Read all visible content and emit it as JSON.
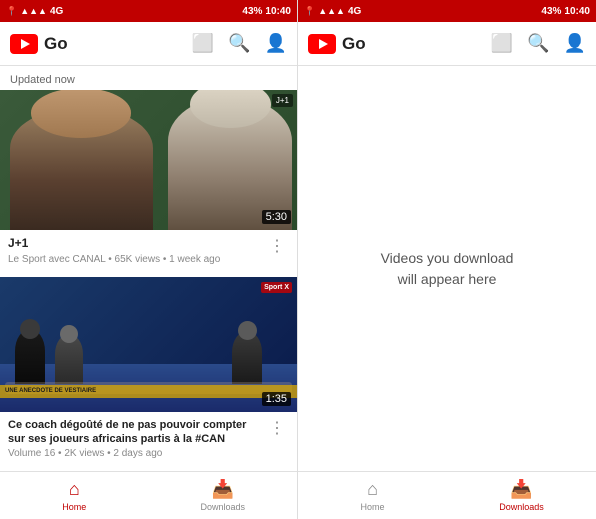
{
  "statusBar": {
    "leftIcon": "▲",
    "signals": "◀ ◀ ◀",
    "network": "4G",
    "battery": "43%",
    "time": "10:40"
  },
  "appBar": {
    "title": "Go",
    "castIconLabel": "cast-icon",
    "searchIconLabel": "search-icon",
    "accountIconLabel": "account-icon"
  },
  "screen1": {
    "updatedLabel": "Updated now",
    "videos": [
      {
        "title": "J+1",
        "meta": "Le Sport avec CANAL • 65K views • 1 week ago",
        "duration": "5:30"
      },
      {
        "title": "Ce coach dégoûté de ne pas pouvoir compter sur ses joueurs africains partis à la #CAN",
        "meta": "Volume 16 • 2K views • 2 days ago",
        "duration": "1:35"
      }
    ],
    "nav": {
      "home": "Home",
      "downloads": "Downloads"
    }
  },
  "screen2": {
    "emptyText": "Videos you download\nwill appear here",
    "nav": {
      "home": "Home",
      "downloads": "Downloads"
    }
  }
}
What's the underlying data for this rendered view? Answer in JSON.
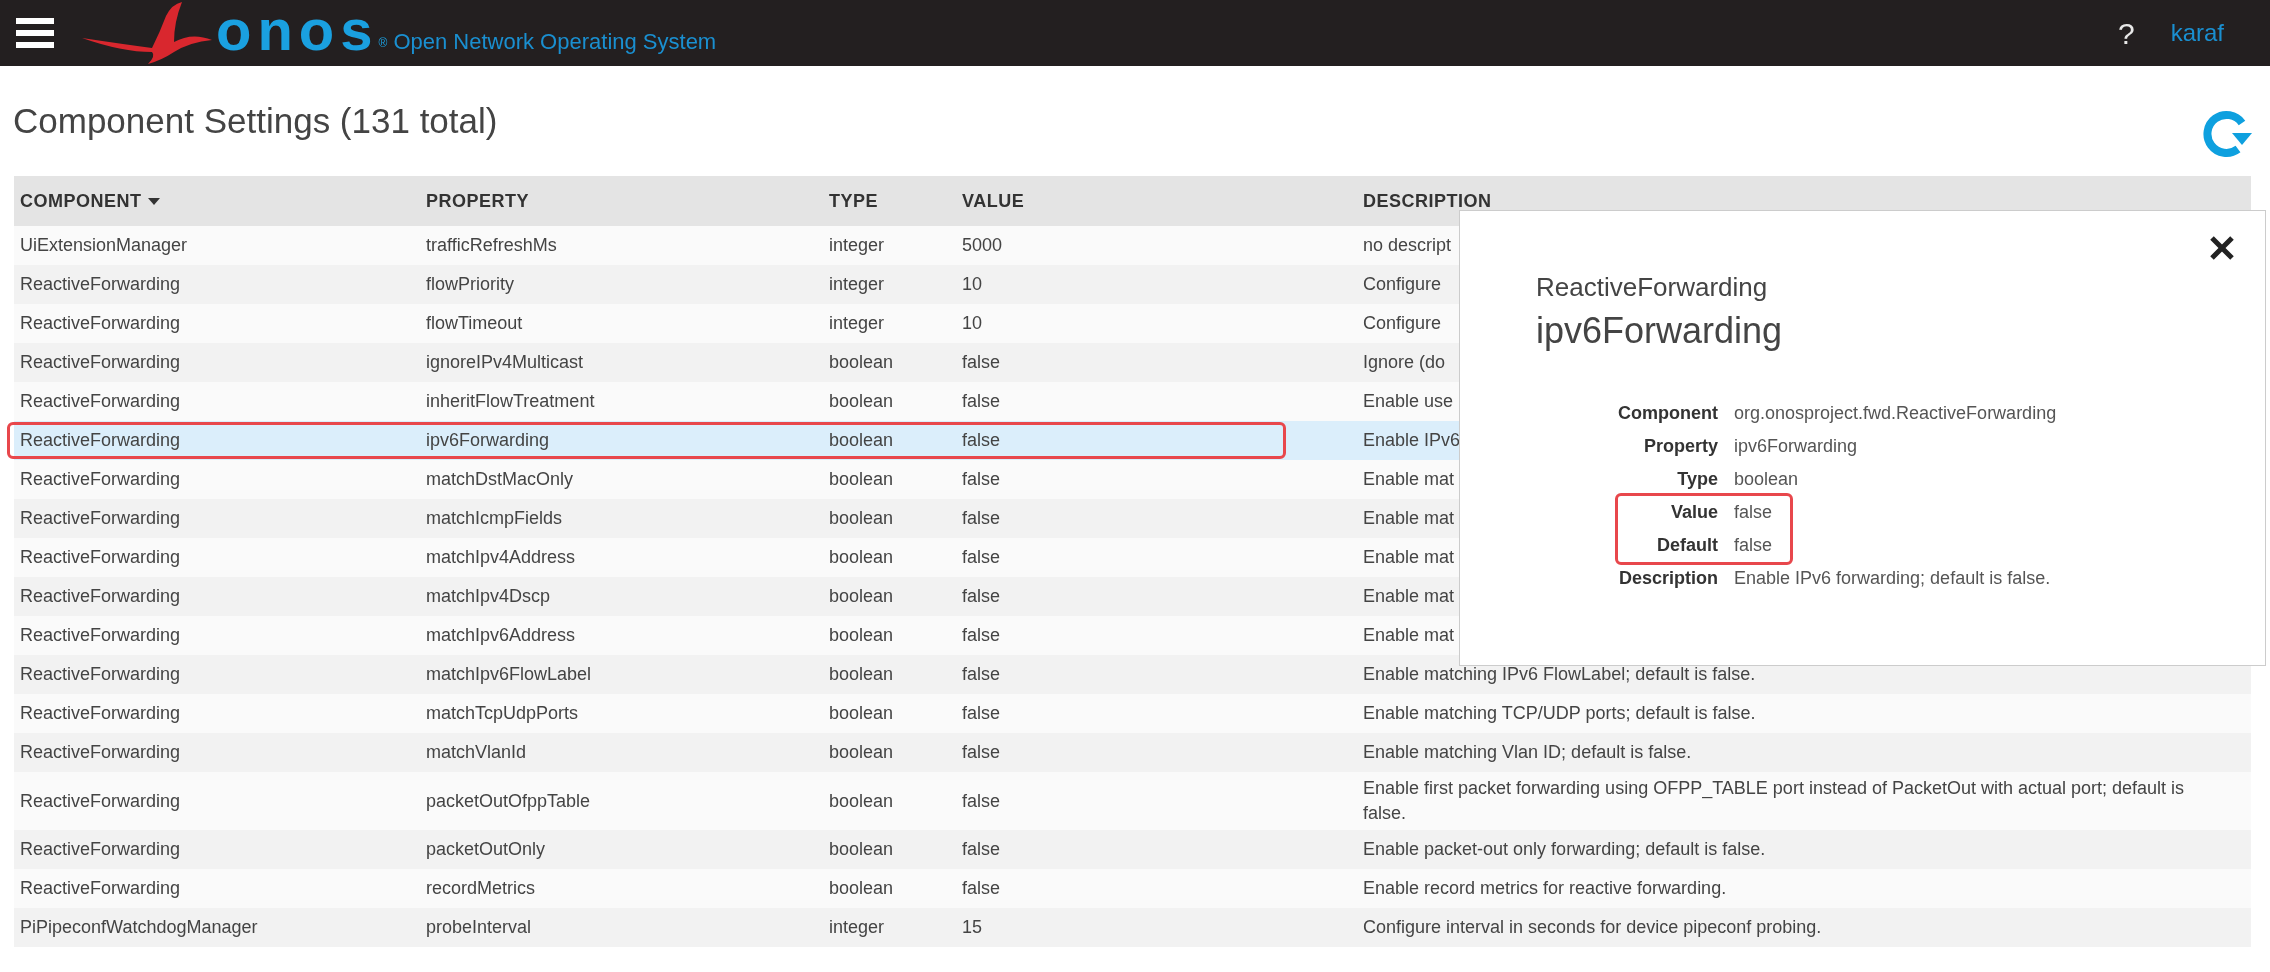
{
  "header": {
    "logo": "onos",
    "registered": "®",
    "tagline": "Open Network Operating System",
    "help": "?",
    "user": "karaf"
  },
  "page": {
    "title": "Component Settings (131 total)"
  },
  "table": {
    "columns": [
      {
        "label": "COMPONENT",
        "sorted": true
      },
      {
        "label": "PROPERTY",
        "sorted": false
      },
      {
        "label": "TYPE",
        "sorted": false
      },
      {
        "label": "VALUE",
        "sorted": false
      },
      {
        "label": "DESCRIPTION",
        "sorted": false
      }
    ],
    "rows": [
      {
        "component": "UiExtensionManager",
        "property": "trafficRefreshMs",
        "type": "integer",
        "value": "5000",
        "description": "no descript",
        "selected": false,
        "annotated": false
      },
      {
        "component": "ReactiveForwarding",
        "property": "flowPriority",
        "type": "integer",
        "value": "10",
        "description": "Configure",
        "selected": false,
        "annotated": false
      },
      {
        "component": "ReactiveForwarding",
        "property": "flowTimeout",
        "type": "integer",
        "value": "10",
        "description": "Configure",
        "selected": false,
        "annotated": false
      },
      {
        "component": "ReactiveForwarding",
        "property": "ignoreIPv4Multicast",
        "type": "boolean",
        "value": "false",
        "description": "Ignore (do",
        "selected": false,
        "annotated": false
      },
      {
        "component": "ReactiveForwarding",
        "property": "inheritFlowTreatment",
        "type": "boolean",
        "value": "false",
        "description": "Enable use",
        "selected": false,
        "annotated": false
      },
      {
        "component": "ReactiveForwarding",
        "property": "ipv6Forwarding",
        "type": "boolean",
        "value": "false",
        "description": "Enable IPv6",
        "selected": true,
        "annotated": true
      },
      {
        "component": "ReactiveForwarding",
        "property": "matchDstMacOnly",
        "type": "boolean",
        "value": "false",
        "description": "Enable mat",
        "selected": false,
        "annotated": false
      },
      {
        "component": "ReactiveForwarding",
        "property": "matchIcmpFields",
        "type": "boolean",
        "value": "false",
        "description": "Enable mat",
        "selected": false,
        "annotated": false
      },
      {
        "component": "ReactiveForwarding",
        "property": "matchIpv4Address",
        "type": "boolean",
        "value": "false",
        "description": "Enable mat",
        "selected": false,
        "annotated": false
      },
      {
        "component": "ReactiveForwarding",
        "property": "matchIpv4Dscp",
        "type": "boolean",
        "value": "false",
        "description": "Enable mat",
        "selected": false,
        "annotated": false
      },
      {
        "component": "ReactiveForwarding",
        "property": "matchIpv6Address",
        "type": "boolean",
        "value": "false",
        "description": "Enable mat",
        "selected": false,
        "annotated": false
      },
      {
        "component": "ReactiveForwarding",
        "property": "matchIpv6FlowLabel",
        "type": "boolean",
        "value": "false",
        "description": "Enable matching IPv6 FlowLabel; default is false.",
        "selected": false,
        "annotated": false
      },
      {
        "component": "ReactiveForwarding",
        "property": "matchTcpUdpPorts",
        "type": "boolean",
        "value": "false",
        "description": "Enable matching TCP/UDP ports; default is false.",
        "selected": false,
        "annotated": false
      },
      {
        "component": "ReactiveForwarding",
        "property": "matchVlanId",
        "type": "boolean",
        "value": "false",
        "description": "Enable matching Vlan ID; default is false.",
        "selected": false,
        "annotated": false
      },
      {
        "component": "ReactiveForwarding",
        "property": "packetOutOfppTable",
        "type": "boolean",
        "value": "false",
        "description": "Enable first packet forwarding using OFPP_TABLE port instead of PacketOut with actual port; default is false.",
        "selected": false,
        "annotated": false
      },
      {
        "component": "ReactiveForwarding",
        "property": "packetOutOnly",
        "type": "boolean",
        "value": "false",
        "description": "Enable packet-out only forwarding; default is false.",
        "selected": false,
        "annotated": false
      },
      {
        "component": "ReactiveForwarding",
        "property": "recordMetrics",
        "type": "boolean",
        "value": "false",
        "description": "Enable record metrics for reactive forwarding.",
        "selected": false,
        "annotated": false
      },
      {
        "component": "PiPipeconfWatchdogManager",
        "property": "probeInterval",
        "type": "integer",
        "value": "15",
        "description": "Configure interval in seconds for device pipeconf probing.",
        "selected": false,
        "annotated": false
      }
    ]
  },
  "details": {
    "component_name": "ReactiveForwarding",
    "property_name": "ipv6Forwarding",
    "fields": [
      {
        "label": "Component",
        "value": "org.onosproject.fwd.ReactiveForwarding",
        "highlighted": false
      },
      {
        "label": "Property",
        "value": "ipv6Forwarding",
        "highlighted": false
      },
      {
        "label": "Type",
        "value": "boolean",
        "highlighted": false
      },
      {
        "label": "Value",
        "value": "false",
        "highlighted": true
      },
      {
        "label": "Default",
        "value": "false",
        "highlighted": true
      },
      {
        "label": "Description",
        "value": "Enable IPv6 forwarding; default is false.",
        "highlighted": false
      }
    ]
  }
}
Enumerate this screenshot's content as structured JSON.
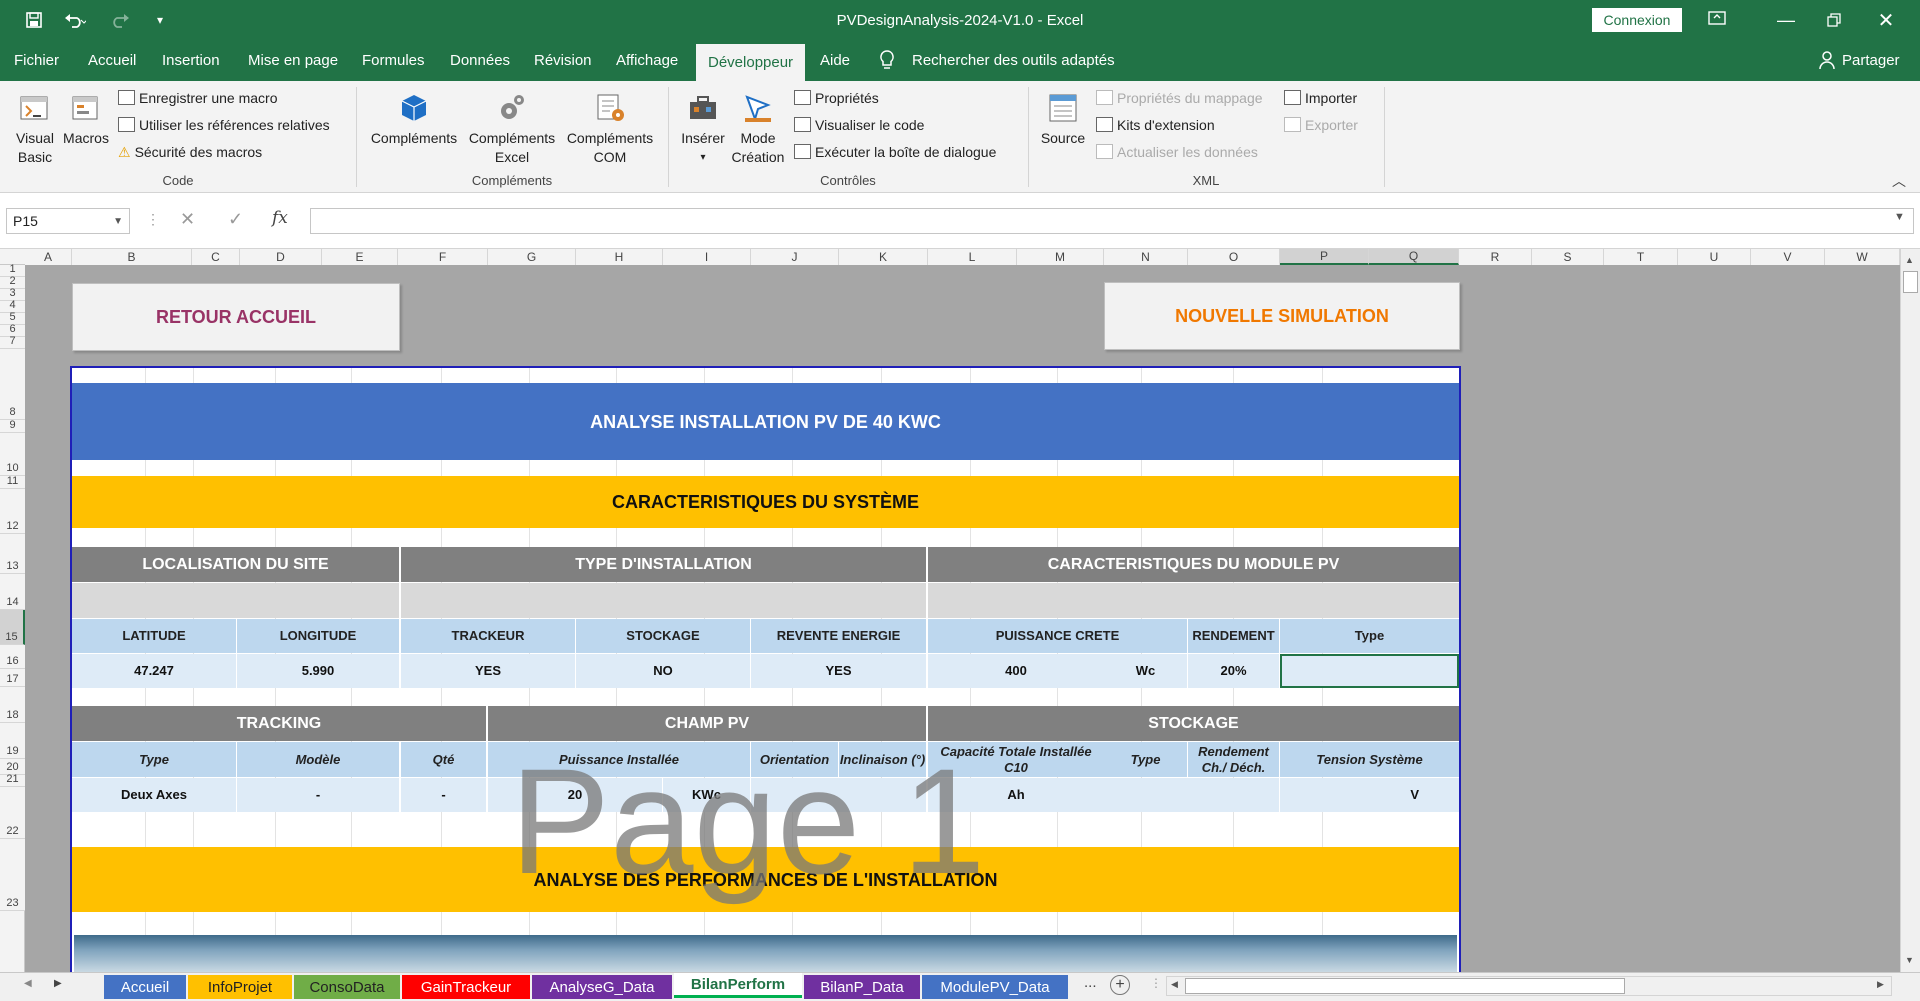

··········

Exercise requirements ->
Reproduce the material above in full, exactly, with no images.

Correct answer ->
Read all visible content and emit it as JSON.
{
  "statusBar": {
    "leftIcon": "▲",
    "signals": "◀ ◀ ◀",
    "network": "4G",
    "battery": "43%",
    "time": "10:40"
  },
  "appBar": {
    "title": "Go",
    "castIconLabel": "cast-icon",
    "searchIconLabel": "search-icon",
    "accountIconLabel": "account-icon"
  },
  "screen1": {
    "updatedLabel": "Updated now",
    "videos": [
      {
        "title": "J+1",
        "meta": "Le Sport avec CANAL • 65K views • 1 week ago",
        "duration": "5:30"
      },
      {
        "title": "Ce coach dégoûté de ne pas pouvoir compter sur ses joueurs africains partis à la #CAN",
        "meta": "Volume 16 • 2K views • 2 days ago",
        "duration": "1:35"
      }
    ],
    "nav": {
      "home": "Home",
      "downloads": "Downloads"
    }
  },
  "screen2": {
    "emptyText": "Videos you download\nwill appear here",
    "nav": {
      "home": "Home",
      "downloads": "Downloads"
    }
  }
}
What's the underlying data for this rendered view? Answer in JSON.
{
  "header": {
    "logo": "onos",
    "registered": "®",
    "tagline": "Open Network Operating System",
    "help": "?",
    "user": "karaf"
  },
  "page": {
    "title": "Component Settings (131 total)"
  },
  "table": {
    "columns": [
      {
        "label": "COMPONENT",
        "sorted": true
      },
      {
        "label": "PROPERTY",
        "sorted": false
      },
      {
        "label": "TYPE",
        "sorted": false
      },
      {
        "label": "VALUE",
        "sorted": false
      },
      {
        "label": "DESCRIPTION",
        "sorted": false
      }
    ],
    "rows": [
      {
        "component": "UiExtensionManager",
        "property": "trafficRefreshMs",
        "type": "integer",
        "value": "5000",
        "description": "no descript",
        "selected": false,
        "annotated": false
      },
      {
        "component": "ReactiveForwarding",
        "property": "flowPriority",
        "type": "integer",
        "value": "10",
        "description": "Configure",
        "selected": false,
        "annotated": false
      },
      {
        "component": "ReactiveForwarding",
        "property": "flowTimeout",
        "type": "integer",
        "value": "10",
        "description": "Configure",
        "selected": false,
        "annotated": false
      },
      {
        "component": "ReactiveForwarding",
        "property": "ignoreIPv4Multicast",
        "type": "boolean",
        "value": "false",
        "description": "Ignore (do",
        "selected": false,
        "annotated": false
      },
      {
        "component": "ReactiveForwarding",
        "property": "inheritFlowTreatment",
        "type": "boolean",
        "value": "false",
        "description": "Enable use",
        "selected": false,
        "annotated": false
      },
      {
        "component": "ReactiveForwarding",
        "property": "ipv6Forwarding",
        "type": "boolean",
        "value": "false",
        "description": "Enable IPv6",
        "selected": true,
        "annotated": true
      },
      {
        "component": "ReactiveForwarding",
        "property": "matchDstMacOnly",
        "type": "boolean",
        "value": "false",
        "description": "Enable mat",
        "selected": false,
        "annotated": false
      },
      {
        "component": "ReactiveForwarding",
        "property": "matchIcmpFields",
        "type": "boolean",
        "value": "false",
        "description": "Enable mat",
        "selected": false,
        "annotated": false
      },
      {
        "component": "ReactiveForwarding",
        "property": "matchIpv4Address",
        "type": "boolean",
        "value": "false",
        "description": "Enable mat",
        "selected": false,
        "annotated": false
      },
      {
        "component": "ReactiveForwarding",
        "property": "matchIpv4Dscp",
        "type": "boolean",
        "value": "false",
        "description": "Enable mat",
        "selected": false,
        "annotated": false
      },
      {
        "component": "ReactiveForwarding",
        "property": "matchIpv6Address",
        "type": "boolean",
        "value": "false",
        "description": "Enable mat",
        "selected": false,
        "annotated": false
      },
      {
        "component": "ReactiveForwarding",
        "property": "matchIpv6FlowLabel",
        "type": "boolean",
        "value": "false",
        "description": "Enable matching IPv6 FlowLabel; default is false.",
        "selected": false,
        "annotated": false
      },
      {
        "component": "ReactiveForwarding",
        "property": "matchTcpUdpPorts",
        "type": "boolean",
        "value": "false",
        "description": "Enable matching TCP/UDP ports; default is false.",
        "selected": false,
        "annotated": false
      },
      {
        "component": "ReactiveForwarding",
        "property": "matchVlanId",
        "type": "boolean",
        "value": "false",
        "description": "Enable matching Vlan ID; default is false.",
        "selected": false,
        "annotated": false
      },
      {
        "component": "ReactiveForwarding",
        "property": "packetOutOfppTable",
        "type": "boolean",
        "value": "false",
        "description": "Enable first packet forwarding using OFPP_TABLE port instead of PacketOut with actual port; default is false.",
        "selected": false,
        "annotated": false
      },
      {
        "component": "ReactiveForwarding",
        "property": "packetOutOnly",
        "type": "boolean",
        "value": "false",
        "description": "Enable packet-out only forwarding; default is false.",
        "selected": false,
        "annotated": false
      },
      {
        "component": "ReactiveForwarding",
        "property": "recordMetrics",
        "type": "boolean",
        "value": "false",
        "description": "Enable record metrics for reactive forwarding.",
        "selected": false,
        "annotated": false
      },
      {
        "component": "PiPipeconfWatchdogManager",
        "property": "probeInterval",
        "type": "integer",
        "value": "15",
        "description": "Configure interval in seconds for device pipeconf probing.",
        "selected": false,
        "annotated": false
      }
    ]
  },
  "details": {
    "component_name": "ReactiveForwarding",
    "property_name": "ipv6Forwarding",
    "fields": [
      {
        "label": "Component",
        "value": "org.onosproject.fwd.ReactiveForwarding",
        "highlighted": false
      },
      {
        "label": "Property",
        "value": "ipv6Forwarding",
        "highlighted": false
      },
      {
        "label": "Type",
        "value": "boolean",
        "highlighted": false
      },
      {
        "label": "Value",
        "value": "false",
        "highlighted": true
      },
      {
        "label": "Default",
        "value": "false",
        "highlighted": true
      },
      {
        "label": "Description",
        "value": "Enable IPv6 forwarding; default is false.",
        "highlighted": false
      }
    ]
  }
}
Enumerate this screenshot's content as structured JSON.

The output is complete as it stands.